=== STATED EXERCISE ===
Word for word, repeat the entries, minus the pictures.

(Records from a collection)

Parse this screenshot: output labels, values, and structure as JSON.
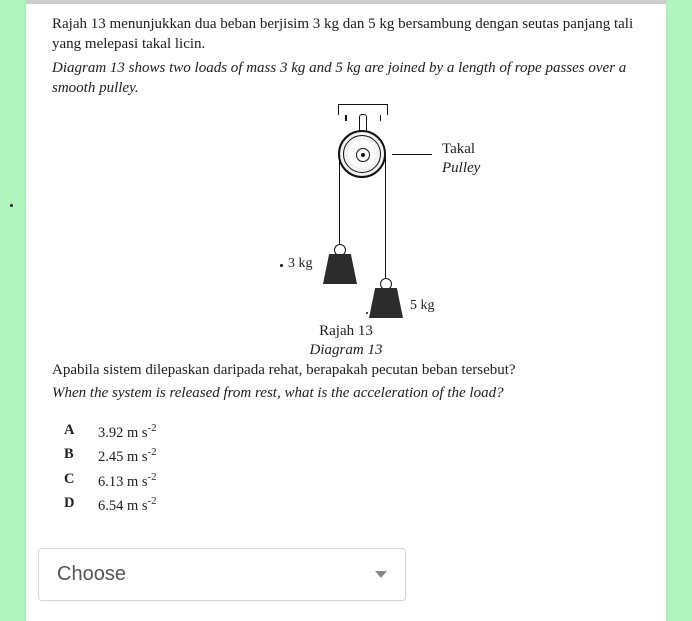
{
  "intro": {
    "line1_my": "Rajah 13 menunjukkan dua beban berjisim 3 kg dan 5 kg bersambung dengan seutas panjang tali yang melepasi takal licin.",
    "line2_en": "Diagram 13 shows two loads of mass 3 kg and 5 kg are joined by a length of rope passes over a smooth pulley."
  },
  "diagram": {
    "pulley_label_my": "Takal",
    "pulley_label_en": "Pulley",
    "mass_left": "3 kg",
    "mass_right": "5 kg",
    "caption_my": "Rajah 13",
    "caption_en": "Diagram 13",
    "colors": {
      "line": "#111111",
      "weight_fill": "#2c2c2c",
      "bg": "#ffffff"
    }
  },
  "question": {
    "q_my": "Apabila sistem dilepaskan daripada rehat, berapakah pecutan beban tersebut?",
    "q_en": "When the system is released from rest, what is the acceleration of the load?"
  },
  "options": {
    "A": {
      "value": "3.92",
      "unit": "m s",
      "exp": "-2"
    },
    "B": {
      "value": "2.45",
      "unit": "m s",
      "exp": "-2"
    },
    "C": {
      "value": "6.13",
      "unit": "m s",
      "exp": "-2"
    },
    "D": {
      "value": "6.54",
      "unit": "m s",
      "exp": "-2"
    }
  },
  "dropdown": {
    "placeholder": "Choose"
  },
  "page_bg": "#b0f5c0"
}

=== WORKED SOLUTION ===
Parse this screenshot: output labels, values, and structure as JSON.
{
  "intro": {
    "line1_my": "Rajah 13 menunjukkan dua beban berjisim 3 kg dan 5 kg bersambung dengan seutas panjang tali yang melepasi takal licin.",
    "line2_en": "Diagram 13 shows two loads of mass 3 kg and 5 kg are joined by a length of rope passes over a smooth pulley."
  },
  "diagram": {
    "pulley_label_my": "Takal",
    "pulley_label_en": "Pulley",
    "mass_left": "3 kg",
    "mass_right": "5 kg",
    "caption_my": "Rajah 13",
    "caption_en": "Diagram 13",
    "colors": {
      "line": "#111111",
      "weight_fill": "#2c2c2c",
      "bg": "#ffffff"
    }
  },
  "question": {
    "q_my": "Apabila sistem dilepaskan daripada rehat, berapakah pecutan beban tersebut?",
    "q_en": "When the system is released from rest, what is the acceleration of the load?"
  },
  "options": {
    "A": {
      "value": "3.92",
      "unit": "m s",
      "exp": "-2"
    },
    "B": {
      "value": "2.45",
      "unit": "m s",
      "exp": "-2"
    },
    "C": {
      "value": "6.13",
      "unit": "m s",
      "exp": "-2"
    },
    "D": {
      "value": "6.54",
      "unit": "m s",
      "exp": "-2"
    }
  },
  "dropdown": {
    "placeholder": "Choose"
  },
  "page_bg": "#b0f5c0"
}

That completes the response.